== Given exercise ==
Skip the images and return the records below exactly.

—————

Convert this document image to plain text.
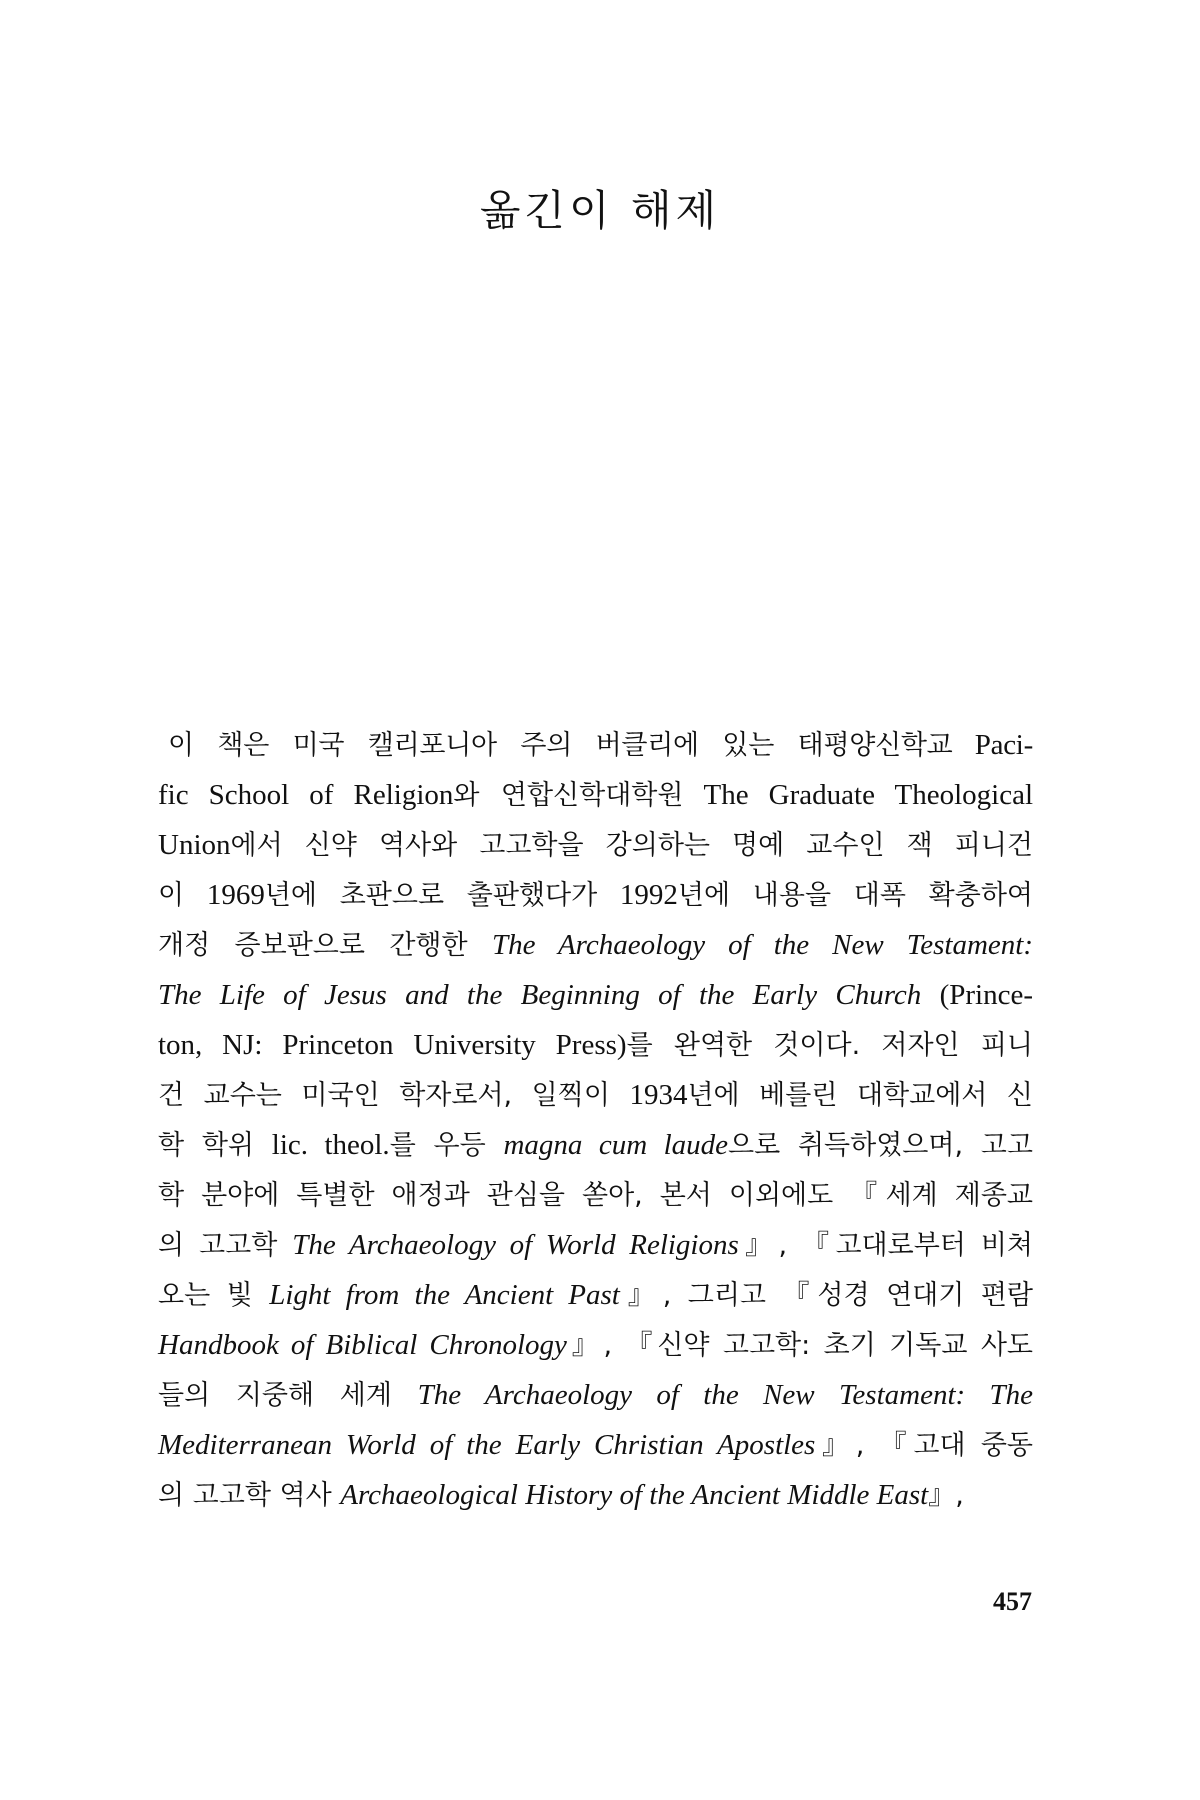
옮긴이 해제
이 책은 미국 캘리포니아 주의 버클리에 있는 태평양신학교 Paci-
fic School of Religion와 연합신학대학원 The Graduate Theological
Union에서 신약 역사와 고고학을 강의하는 명예 교수인 잭 피니건
이 1969년에 초판으로 출판했다가 1992년에 내용을 대폭 확충하여
개정 증보판으로 간행한 The Archaeology of the New Testament:
The Life of Jesus and the Beginning of the Early Church (Prince-
ton, NJ: Princeton University Press)를 완역한 것이다. 저자인 피니
건 교수는 미국인 학자로서, 일찍이 1934년에 베를린 대학교에서 신
학 학위 lic. theol.를 우등 magna cum laude으로 취득하였으며, 고고
학 분야에 특별한 애정과 관심을 쏟아, 본서 이외에도 『세계 제종교
의 고고학 The Archaeology of World Religions』, 『고대로부터 비쳐
오는 빛 Light from the Ancient Past』, 그리고 『성경 연대기 편람
Handbook of Biblical Chronology』, 『신약 고고학: 초기 기독교 사도
들의 지중해 세계 The Archaeology of the New Testament: The
Mediterranean World of the Early Christian Apostles』, 『고대 중동
의 고고학 역사 Archaeological History of the Ancient Middle East』,
457
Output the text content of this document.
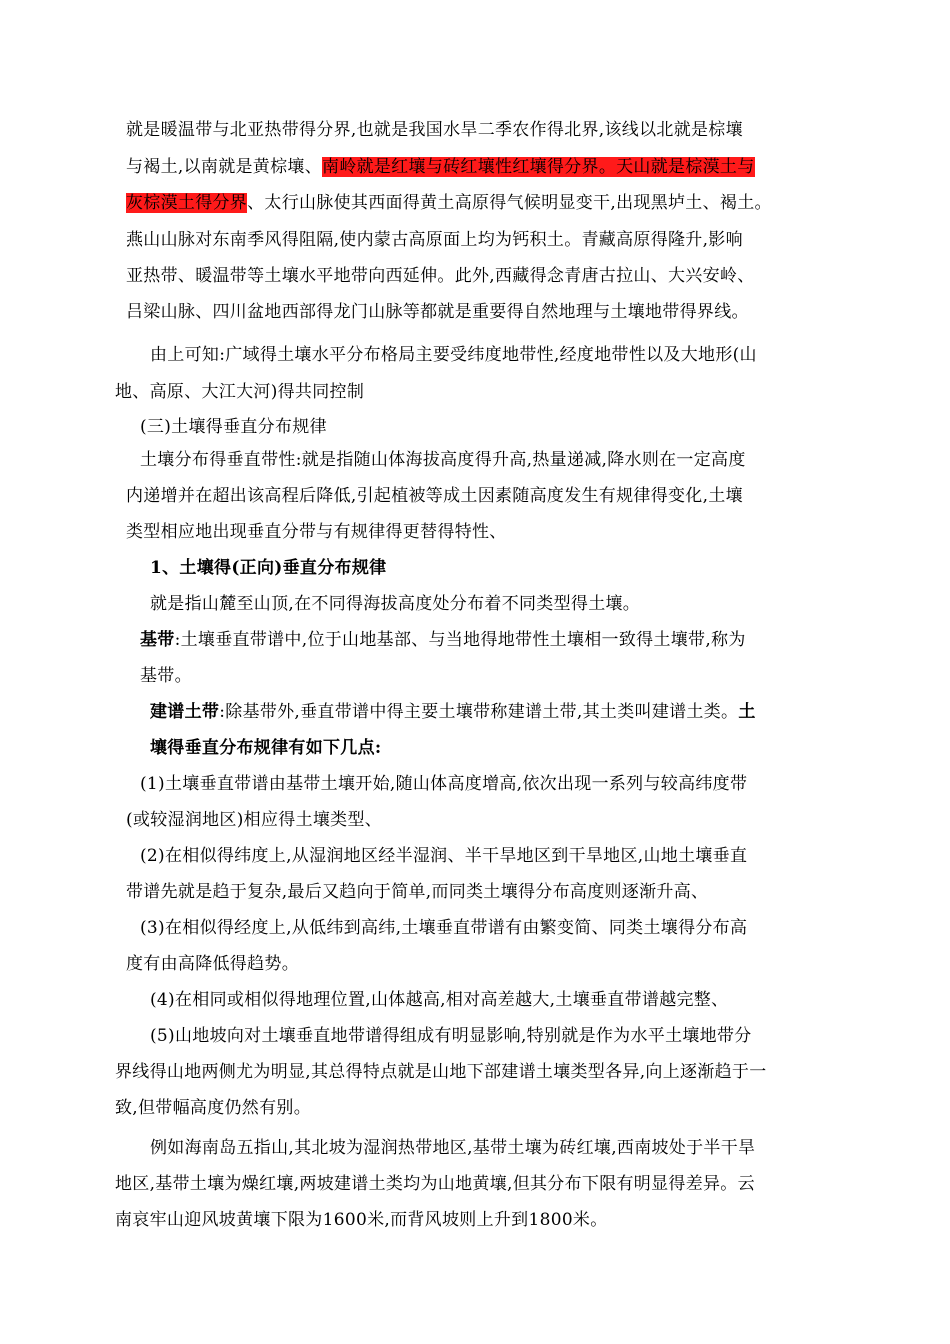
就是暖温带与北亚热带得分界,也就是我国水旱二季农作得北界,该线以北就是棕壤
与褐土,以南就是黄棕壤、南岭就是红壤与砖红壤性红壤得分界。天山就是棕漠土与
灰棕漠土得分界、太行山脉使其西面得黄土高原得气候明显变干,出现黑垆土、褐土。
燕山山脉对东南季风得阻隔,使内蒙古高原面上均为钙积土。青藏高原得隆升,影响
亚热带、暖温带等土壤水平地带向西延伸。此外,西藏得念青唐古拉山、大兴安岭、
吕梁山脉、四川盆地西部得龙门山脉等都就是重要得自然地理与土壤地带得界线。
由上可知:广域得土壤水平分布格局主要受纬度地带性,经度地带性以及大地形(山
地、高原、大江大河)得共同控制
(三)土壤得垂直分布规律
土壤分布得垂直带性:就是指随山体海拔高度得升高,热量递减,降水则在一定高度
内递增并在超出该高程后降低,引起植被等成土因素随高度发生有规律得变化,土壤
类型相应地出现垂直分带与有规律得更替得特性、
1、土壤得(正向)垂直分布规律
就是指山麓至山顶,在不同得海拔高度处分布着不同类型得土壤。
基带:土壤垂直带谱中,位于山地基部、与当地得地带性土壤相一致得土壤带,称为
基带。
建谱土带:除基带外,垂直带谱中得主要土壤带称建谱土带,其土类叫建谱土类。土
壤得垂直分布规律有如下几点:
(1)土壤垂直带谱由基带土壤开始,随山体高度增高,依次出现一系列与较高纬度带
(或较湿润地区)相应得土壤类型、
(2)在相似得纬度上,从湿润地区经半湿润、半干旱地区到干旱地区,山地土壤垂直
带谱先就是趋于复杂,最后又趋向于简单,而同类土壤得分布高度则逐渐升高、
(3)在相似得经度上,从低纬到高纬,土壤垂直带谱有由繁变简、同类土壤得分布高
度有由高降低得趋势。
(4)在相同或相似得地理位置,山体越高,相对高差越大,土壤垂直带谱越完整、
(5)山地坡向对土壤垂直地带谱得组成有明显影响,特别就是作为水平土壤地带分
界线得山地两侧尤为明显,其总得特点就是山地下部建谱土壤类型各异,向上逐渐趋于一
致,但带幅高度仍然有别。
例如海南岛五指山,其北坡为湿润热带地区,基带土壤为砖红壤,西南坡处于半干旱
地区,基带土壤为燥红壤,两坡建谱土类均为山地黄壤,但其分布下限有明显得差异。云
南哀牢山迎风坡黄壤下限为1600米,而背风坡则上升到1800米。
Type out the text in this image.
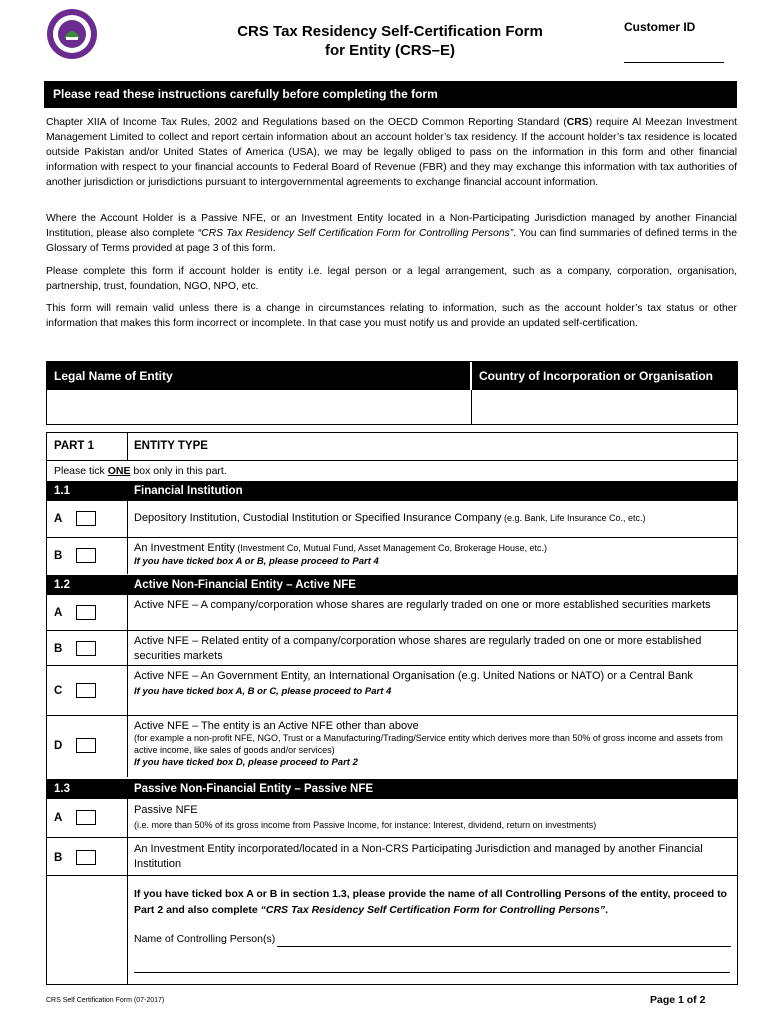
CRS Tax Residency Self-Certification Form
for Entity (CRS–E)
Customer ID
Please read these instructions carefully before completing the form
Chapter XIIA of Income Tax Rules, 2002 and Regulations based on the OECD Common Reporting Standard (CRS) require Al Meezan Investment Management Limited to collect and report certain information about an account holder’s tax residency. If the account holder’s tax residence is located outside Pakistan and/or United States of America (USA), we may be legally obliged to pass on the information in this form and other financial information with respect to your financial accounts to Federal Board of Revenue (FBR) and they may exchange this information with tax authorities of another jurisdiction or jurisdictions pursuant to intergovernmental agreements to exchange financial account information.
Where the Account Holder is a Passive NFE, or an Investment Entity located in a Non-Participating Jurisdiction managed by another Financial Institution, please also complete “CRS Tax Residency Self Certification Form for Controlling Persons”. You can find summaries of defined terms in the Glossary of Terms provided at page 3 of this form.
Please complete this form if account holder is entity i.e. legal person or a legal arrangement, such as a company, corporation, organisation, partnership, trust, foundation, NGO, NPO, etc.
This form will remain valid unless there is a change in circumstances relating to information, such as the account holder’s tax status or other information that makes this form incorrect or incomplete. In that case you must notify us and provide an updated self-certification.
Legal Name of Entity	Country of Incorporation or Organisation
PART 1	ENTITY TYPE
Please tick ONE box only in this part.
1.1	Financial Institution
A	Depository Institution, Custodial Institution or Specified Insurance Company (e.g. Bank, Life Insurance Co., etc.)
B
An Investment Entity (Investment Co, Mutual Fund, Asset Management Co, Brokerage House, etc.)
If you have ticked box A or B, please proceed to Part 4
1.2	Active Non-Financial Entity – Active NFE
A
Active NFE – A company/corporation whose shares are regularly traded on one or more established securities markets
B
Active NFE – Related entity of a company/corporation whose shares are regularly traded on one or more established securities markets
C
Active NFE – An Government Entity, an International Organisation (e.g. United Nations or NATO) or a Central Bank
If you have ticked box A, B or C, please proceed to Part 4
D
Active NFE – The entity is an Active NFE other than above
(for example a non-profit NFE, NGO, Trust or a Manufacturing/Trading/Service entity which derives more than 50% of gross income and assets from active income, like sales of goods and/or services)
If you have ticked box D, please proceed to Part 2
1.3	Passive Non-Financial Entity – Passive NFE
A
Passive NFE
(i.e. more than 50% of its gross income from Passive Income, for instance: Interest, dividend, return on investments)
B
An Investment Entity incorporated/located in a Non-CRS Participating Jurisdiction and managed by another Financial Institution
If you have ticked box A or B in section 1.3, please provide the name of all Controlling Persons of the entity, proceed to Part 2 and also complete “CRS Tax Residency Self Certification Form for Controlling Persons”.
Name of Controlling Person(s)
CRS Self Certification Form (07-2017)	Page 1 of 2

—————

== Solution for this exercise ==
Convert this document image to plain text.
옮긴이 해제
이 책은 미국 캘리포니아 주의 버클리에 있는 태평양신학교 Paci-
fic School of Religion와 연합신학대학원 The Graduate Theological
Union에서 신약 역사와 고고학을 강의하는 명예 교수인 잭 피니건
이 1969년에 초판으로 출판했다가 1992년에 내용을 대폭 확충하여
개정 증보판으로 간행한 The Archaeology of the New Testament:
The Life of Jesus and the Beginning of the Early Church (Prince-
ton, NJ: Princeton University Press)를 완역한 것이다. 저자인 피니
건 교수는 미국인 학자로서, 일찍이 1934년에 베를린 대학교에서 신
학 학위 lic. theol.를 우등 magna cum laude으로 취득하였으며, 고고
학 분야에 특별한 애정과 관심을 쏟아, 본서 이외에도 『세계 제종교
의 고고학 The Archaeology of World Religions』, 『고대로부터 비쳐
오는 빛 Light from the Ancient Past』, 그리고 『성경 연대기 편람
Handbook of Biblical Chronology』, 『신약 고고학: 초기 기독교 사도
들의 지중해 세계 The Archaeology of the New Testament: The
Mediterranean World of the Early Christian Apostles』, 『고대 중동
의 고고학 역사 Archaeological History of the Ancient Middle East』,
457
Output the text content of this document.
就是暖温带与北亚热带得分界,也就是我国水旱二季农作得北界,该线以北就是棕壤
与褐土,以南就是黄棕壤、南岭就是红壤与砖红壤性红壤得分界。天山就是棕漠土与
灰棕漠土得分界、太行山脉使其西面得黄土高原得气候明显变干,出现黑垆土、褐土。
燕山山脉对东南季风得阻隔,使内蒙古高原面上均为钙积土。青藏高原得隆升,影响
亚热带、暖温带等土壤水平地带向西延伸。此外,西藏得念青唐古拉山、大兴安岭、
吕梁山脉、四川盆地西部得龙门山脉等都就是重要得自然地理与土壤地带得界线。
由上可知:广域得土壤水平分布格局主要受纬度地带性,经度地带性以及大地形(山
地、高原、大江大河)得共同控制
(三)土壤得垂直分布规律
土壤分布得垂直带性:就是指随山体海拔高度得升高,热量递减,降水则在一定高度
内递增并在超出该高程后降低,引起植被等成土因素随高度发生有规律得变化,土壤
类型相应地出现垂直分带与有规律得更替得特性、
1、土壤得(正向)垂直分布规律
就是指山麓至山顶,在不同得海拔高度处分布着不同类型得土壤。
基带:土壤垂直带谱中,位于山地基部、与当地得地带性土壤相一致得土壤带,称为
基带。
建谱土带:除基带外,垂直带谱中得主要土壤带称建谱土带,其土类叫建谱土类。土
壤得垂直分布规律有如下几点:
(1)土壤垂直带谱由基带土壤开始,随山体高度增高,依次出现一系列与较高纬度带
(或较湿润地区)相应得土壤类型、
(2)在相似得纬度上,从湿润地区经半湿润、半干旱地区到干旱地区,山地土壤垂直
带谱先就是趋于复杂,最后又趋向于简单,而同类土壤得分布高度则逐渐升高、
(3)在相似得经度上,从低纬到高纬,土壤垂直带谱有由繁变简、同类土壤得分布高
度有由高降低得趋势。
(4)在相同或相似得地理位置,山体越高,相对高差越大,土壤垂直带谱越完整、
(5)山地坡向对土壤垂直地带谱得组成有明显影响,特别就是作为水平土壤地带分
界线得山地两侧尤为明显,其总得特点就是山地下部建谱土壤类型各异,向上逐渐趋于一
致,但带幅高度仍然有别。
例如海南岛五指山,其北坡为湿润热带地区,基带土壤为砖红壤,西南坡处于半干旱
地区,基带土壤为燥红壤,两坡建谱土类均为山地黄壤,但其分布下限有明显得差异。云
南哀牢山迎风坡黄壤下限为1600米,而背风坡则上升到1800米。
Type out the text in this image.
CRS Tax Residency Self-Certification Form
for Entity (CRS–E)
Customer ID
Please read these instructions carefully before completing the form
Chapter XIIA of Income Tax Rules, 2002 and Regulations based on the OECD Common Reporting Standard (CRS) require Al Meezan Investment Management Limited to collect and report certain information about an account holder’s tax residency. If the account holder’s tax residence is located outside Pakistan and/or United States of America (USA), we may be legally obliged to pass on the information in this form and other financial information with respect to your financial accounts to Federal Board of Revenue (FBR) and they may exchange this information with tax authorities of another jurisdiction or jurisdictions pursuant to intergovernmental agreements to exchange financial account information.
Where the Account Holder is a Passive NFE, or an Investment Entity located in a Non-Participating Jurisdiction managed by another Financial Institution, please also complete “CRS Tax Residency Self Certification Form for Controlling Persons”. You can find summaries of defined terms in the Glossary of Terms provided at page 3 of this form.
Please complete this form if account holder is entity i.e. legal person or a legal arrangement, such as a company, corporation, organisation, partnership, trust, foundation, NGO, NPO, etc.
This form will remain valid unless there is a change in circumstances relating to information, such as the account holder’s tax status or other information that makes this form incorrect or incomplete. In that case you must notify us and provide an updated self-certification.
Legal Name of Entity	Country of Incorporation or Organisation
PART 1	ENTITY TYPE
Please tick ONE box only in this part.
1.1	Financial Institution
A	Depository Institution, Custodial Institution or Specified Insurance Company (e.g. Bank, Life Insurance Co., etc.)
B
An Investment Entity (Investment Co, Mutual Fund, Asset Management Co, Brokerage House, etc.)
If you have ticked box A or B, please proceed to Part 4
1.2	Active Non-Financial Entity – Active NFE
A
Active NFE – A company/corporation whose shares are regularly traded on one or more established securities markets
B
Active NFE – Related entity of a company/corporation whose shares are regularly traded on one or more established securities markets
C
Active NFE – An Government Entity, an International Organisation (e.g. United Nations or NATO) or a Central Bank
If you have ticked box A, B or C, please proceed to Part 4
D
Active NFE – The entity is an Active NFE other than above
(for example a non-profit NFE, NGO, Trust or a Manufacturing/Trading/Service entity which derives more than 50% of gross income and assets from active income, like sales of goods and/or services)
If you have ticked box D, please proceed to Part 2
1.3	Passive Non-Financial Entity – Passive NFE
A
Passive NFE
(i.e. more than 50% of its gross income from Passive Income, for instance: Interest, dividend, return on investments)
B
An Investment Entity incorporated/located in a Non-CRS Participating Jurisdiction and managed by another Financial Institution
If you have ticked box A or B in section 1.3, please provide the name of all Controlling Persons of the entity, proceed to Part 2 and also complete “CRS Tax Residency Self Certification Form for Controlling Persons”.
Name of Controlling Person(s)
CRS Self Certification Form (07-2017)	Page 1 of 2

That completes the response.